(Your objective):
Select, from the material below, each line with "Expected" in it.

━━━━━━━━━━━━━━━━

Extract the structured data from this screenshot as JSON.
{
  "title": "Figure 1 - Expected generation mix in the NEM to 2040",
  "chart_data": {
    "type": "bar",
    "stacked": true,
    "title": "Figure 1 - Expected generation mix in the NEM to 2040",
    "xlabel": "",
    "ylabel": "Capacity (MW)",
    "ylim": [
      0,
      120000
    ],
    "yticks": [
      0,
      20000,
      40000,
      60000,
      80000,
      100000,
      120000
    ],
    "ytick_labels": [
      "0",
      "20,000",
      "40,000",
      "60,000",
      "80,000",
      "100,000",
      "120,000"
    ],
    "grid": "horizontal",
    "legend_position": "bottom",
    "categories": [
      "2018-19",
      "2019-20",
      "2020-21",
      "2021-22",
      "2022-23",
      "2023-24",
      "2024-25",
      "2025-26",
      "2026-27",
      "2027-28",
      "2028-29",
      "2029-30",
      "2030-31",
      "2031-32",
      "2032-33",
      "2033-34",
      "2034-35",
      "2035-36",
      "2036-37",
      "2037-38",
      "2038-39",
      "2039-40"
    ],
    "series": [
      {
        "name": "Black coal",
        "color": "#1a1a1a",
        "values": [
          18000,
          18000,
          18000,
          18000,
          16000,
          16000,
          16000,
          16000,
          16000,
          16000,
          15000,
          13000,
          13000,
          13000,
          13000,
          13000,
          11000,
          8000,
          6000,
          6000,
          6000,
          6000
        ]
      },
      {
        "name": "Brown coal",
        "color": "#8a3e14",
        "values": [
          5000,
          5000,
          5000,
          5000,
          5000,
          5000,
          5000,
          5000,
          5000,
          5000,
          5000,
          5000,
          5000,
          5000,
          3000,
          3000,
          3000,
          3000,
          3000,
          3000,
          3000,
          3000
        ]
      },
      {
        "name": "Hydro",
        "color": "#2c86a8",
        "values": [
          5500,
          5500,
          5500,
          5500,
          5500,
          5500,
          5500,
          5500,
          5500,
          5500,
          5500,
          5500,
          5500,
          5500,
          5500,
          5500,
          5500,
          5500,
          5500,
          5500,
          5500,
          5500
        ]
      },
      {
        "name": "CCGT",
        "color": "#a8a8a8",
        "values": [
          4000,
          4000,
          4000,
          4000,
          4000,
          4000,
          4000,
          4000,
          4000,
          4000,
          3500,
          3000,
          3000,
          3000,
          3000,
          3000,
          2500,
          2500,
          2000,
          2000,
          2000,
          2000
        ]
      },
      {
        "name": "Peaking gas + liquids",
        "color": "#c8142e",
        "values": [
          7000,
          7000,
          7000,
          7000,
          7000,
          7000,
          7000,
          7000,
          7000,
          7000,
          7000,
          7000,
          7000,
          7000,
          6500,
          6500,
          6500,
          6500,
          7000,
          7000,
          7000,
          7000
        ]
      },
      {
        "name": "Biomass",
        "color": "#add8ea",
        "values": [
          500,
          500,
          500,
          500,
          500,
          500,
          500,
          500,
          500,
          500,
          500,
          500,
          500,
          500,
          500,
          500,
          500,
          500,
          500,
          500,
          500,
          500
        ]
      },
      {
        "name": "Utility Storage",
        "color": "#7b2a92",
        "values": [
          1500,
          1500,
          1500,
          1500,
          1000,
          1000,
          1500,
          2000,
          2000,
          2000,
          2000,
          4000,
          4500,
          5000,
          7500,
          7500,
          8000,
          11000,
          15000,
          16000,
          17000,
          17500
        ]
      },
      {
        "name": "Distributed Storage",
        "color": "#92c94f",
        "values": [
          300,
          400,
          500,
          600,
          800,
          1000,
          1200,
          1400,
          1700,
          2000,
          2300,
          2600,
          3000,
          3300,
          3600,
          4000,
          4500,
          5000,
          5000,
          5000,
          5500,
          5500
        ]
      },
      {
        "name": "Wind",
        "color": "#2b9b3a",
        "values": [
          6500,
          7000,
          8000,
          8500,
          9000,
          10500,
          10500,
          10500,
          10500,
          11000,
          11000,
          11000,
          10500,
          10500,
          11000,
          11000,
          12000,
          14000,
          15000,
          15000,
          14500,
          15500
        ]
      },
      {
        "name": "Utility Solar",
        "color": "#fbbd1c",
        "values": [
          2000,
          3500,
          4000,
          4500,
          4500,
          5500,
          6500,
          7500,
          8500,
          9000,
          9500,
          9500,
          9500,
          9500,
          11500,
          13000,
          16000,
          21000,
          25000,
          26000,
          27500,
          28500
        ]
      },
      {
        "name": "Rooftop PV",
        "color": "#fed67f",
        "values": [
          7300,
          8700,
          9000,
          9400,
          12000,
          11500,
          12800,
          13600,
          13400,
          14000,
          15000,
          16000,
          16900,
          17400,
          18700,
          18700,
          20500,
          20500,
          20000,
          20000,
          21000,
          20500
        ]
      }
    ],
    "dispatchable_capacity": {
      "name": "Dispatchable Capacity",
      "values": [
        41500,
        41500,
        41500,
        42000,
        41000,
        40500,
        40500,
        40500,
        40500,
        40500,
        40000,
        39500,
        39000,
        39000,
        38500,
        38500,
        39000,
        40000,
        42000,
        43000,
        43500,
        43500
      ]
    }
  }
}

━━━━━━━━━━━━━━━━

(Task solution):
  "title": "Figure 1 - Expected generation mix in the NEM to 2040",
    "title": "Figure 1 - Expected generation mix in the NEM to 2040",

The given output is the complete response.